Prompt — Update the listing below by replacing every "send-gift-button" with "gift-button" and keeping everything else the same. Leave the pictures out of your answer.

** START Excerpted records **

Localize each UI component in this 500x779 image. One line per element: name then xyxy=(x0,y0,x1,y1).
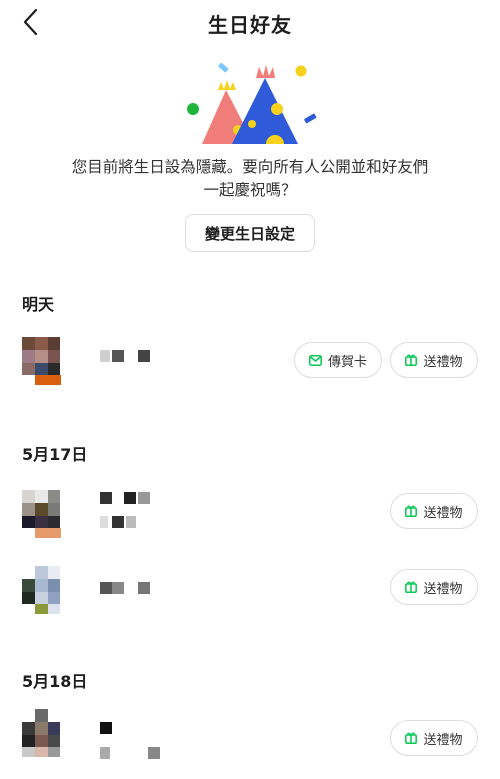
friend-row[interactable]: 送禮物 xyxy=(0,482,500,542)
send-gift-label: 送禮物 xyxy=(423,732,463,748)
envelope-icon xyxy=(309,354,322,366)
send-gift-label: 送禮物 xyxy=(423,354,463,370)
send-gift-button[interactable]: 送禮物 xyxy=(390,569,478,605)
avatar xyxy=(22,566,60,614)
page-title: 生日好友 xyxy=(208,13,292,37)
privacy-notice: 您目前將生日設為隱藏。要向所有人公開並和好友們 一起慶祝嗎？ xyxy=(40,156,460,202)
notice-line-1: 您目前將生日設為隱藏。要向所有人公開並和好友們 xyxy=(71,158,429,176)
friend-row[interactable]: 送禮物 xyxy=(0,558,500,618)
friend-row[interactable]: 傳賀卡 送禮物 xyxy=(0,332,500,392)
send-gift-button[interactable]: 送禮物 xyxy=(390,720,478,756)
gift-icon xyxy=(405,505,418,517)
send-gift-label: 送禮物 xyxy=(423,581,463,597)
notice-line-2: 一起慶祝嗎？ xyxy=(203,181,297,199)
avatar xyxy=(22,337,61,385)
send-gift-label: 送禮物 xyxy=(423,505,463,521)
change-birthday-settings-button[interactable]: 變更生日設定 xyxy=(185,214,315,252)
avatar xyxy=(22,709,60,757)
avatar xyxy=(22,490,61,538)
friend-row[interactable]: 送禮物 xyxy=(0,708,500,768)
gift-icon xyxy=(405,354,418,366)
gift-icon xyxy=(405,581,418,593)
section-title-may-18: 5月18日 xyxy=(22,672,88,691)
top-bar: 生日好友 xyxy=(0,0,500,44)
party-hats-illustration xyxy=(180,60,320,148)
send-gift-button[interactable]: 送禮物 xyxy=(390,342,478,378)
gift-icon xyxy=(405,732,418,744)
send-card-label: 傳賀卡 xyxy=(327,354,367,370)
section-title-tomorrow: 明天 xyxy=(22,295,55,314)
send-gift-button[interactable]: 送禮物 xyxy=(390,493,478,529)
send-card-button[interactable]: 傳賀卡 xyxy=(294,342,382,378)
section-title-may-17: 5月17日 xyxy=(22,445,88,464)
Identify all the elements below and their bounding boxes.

** END Excerpted records **

Exercise result —
Localize each UI component in this 500x779 image. One line per element: name then xyxy=(x0,y0,x1,y1).
friend-row[interactable]: 送禮物 xyxy=(0,482,500,542)
send-gift-label: 送禮物 xyxy=(423,732,463,748)
envelope-icon xyxy=(309,354,322,366)
send-gift-label: 送禮物 xyxy=(423,354,463,370)
gift-button[interactable]: 送禮物 xyxy=(390,569,478,605)
avatar xyxy=(22,566,60,614)
page-title: 生日好友 xyxy=(208,13,292,37)
privacy-notice: 您目前將生日設為隱藏。要向所有人公開並和好友們 一起慶祝嗎？ xyxy=(40,156,460,202)
notice-line-1: 您目前將生日設為隱藏。要向所有人公開並和好友們 xyxy=(71,158,429,176)
friend-row[interactable]: 送禮物 xyxy=(0,558,500,618)
friend-row[interactable]: 傳賀卡 送禮物 xyxy=(0,332,500,392)
gift-button[interactable]: 送禮物 xyxy=(390,720,478,756)
gift-icon xyxy=(405,505,418,517)
send-gift-label: 送禮物 xyxy=(423,581,463,597)
notice-line-2: 一起慶祝嗎？ xyxy=(203,181,297,199)
avatar xyxy=(22,337,61,385)
send-gift-label: 送禮物 xyxy=(423,505,463,521)
change-birthday-settings-button[interactable]: 變更生日設定 xyxy=(185,214,315,252)
avatar xyxy=(22,709,60,757)
avatar xyxy=(22,490,61,538)
friend-row[interactable]: 送禮物 xyxy=(0,708,500,768)
gift-icon xyxy=(405,354,418,366)
gift-icon xyxy=(405,581,418,593)
section-title-may-18: 5月18日 xyxy=(22,672,88,691)
top-bar: 生日好友 xyxy=(0,0,500,44)
party-hats-illustration xyxy=(180,60,320,148)
gift-button[interactable]: 送禮物 xyxy=(390,342,478,378)
gift-icon xyxy=(405,732,418,744)
send-card-label: 傳賀卡 xyxy=(327,354,367,370)
section-title-tomorrow: 明天 xyxy=(22,295,55,314)
gift-button[interactable]: 送禮物 xyxy=(390,493,478,529)
send-card-button[interactable]: 傳賀卡 xyxy=(294,342,382,378)
section-title-may-17: 5月17日 xyxy=(22,445,88,464)
Identify all the elements below and their bounding boxes.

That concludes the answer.